-- WHAT YOU ARE ASKED TO DO --
Return all lines with the word "便于使用的架子的高度" in them.

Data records
────────────────

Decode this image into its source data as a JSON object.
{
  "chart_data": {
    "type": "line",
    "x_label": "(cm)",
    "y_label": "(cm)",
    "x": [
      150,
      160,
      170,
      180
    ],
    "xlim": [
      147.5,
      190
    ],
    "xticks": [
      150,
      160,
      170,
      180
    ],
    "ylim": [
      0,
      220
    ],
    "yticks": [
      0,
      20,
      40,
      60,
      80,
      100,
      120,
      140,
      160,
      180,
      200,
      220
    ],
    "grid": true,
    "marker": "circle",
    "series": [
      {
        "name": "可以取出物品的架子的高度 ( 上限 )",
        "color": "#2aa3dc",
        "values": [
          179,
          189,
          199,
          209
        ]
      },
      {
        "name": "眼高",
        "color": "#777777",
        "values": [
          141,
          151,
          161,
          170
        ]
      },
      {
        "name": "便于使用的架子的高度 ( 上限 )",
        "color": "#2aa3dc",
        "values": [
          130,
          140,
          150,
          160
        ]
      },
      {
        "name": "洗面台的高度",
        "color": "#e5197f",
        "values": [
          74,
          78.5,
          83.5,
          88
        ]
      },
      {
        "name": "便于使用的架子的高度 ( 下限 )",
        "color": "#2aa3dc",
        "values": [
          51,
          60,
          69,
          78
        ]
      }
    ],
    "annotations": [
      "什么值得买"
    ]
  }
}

────────────────

-- RESULT FOR THIS EXERCISE --
        "name": "便于使用的架子的高度 ( 上限 )",
        "name": "便于使用的架子的高度 ( 下限 )",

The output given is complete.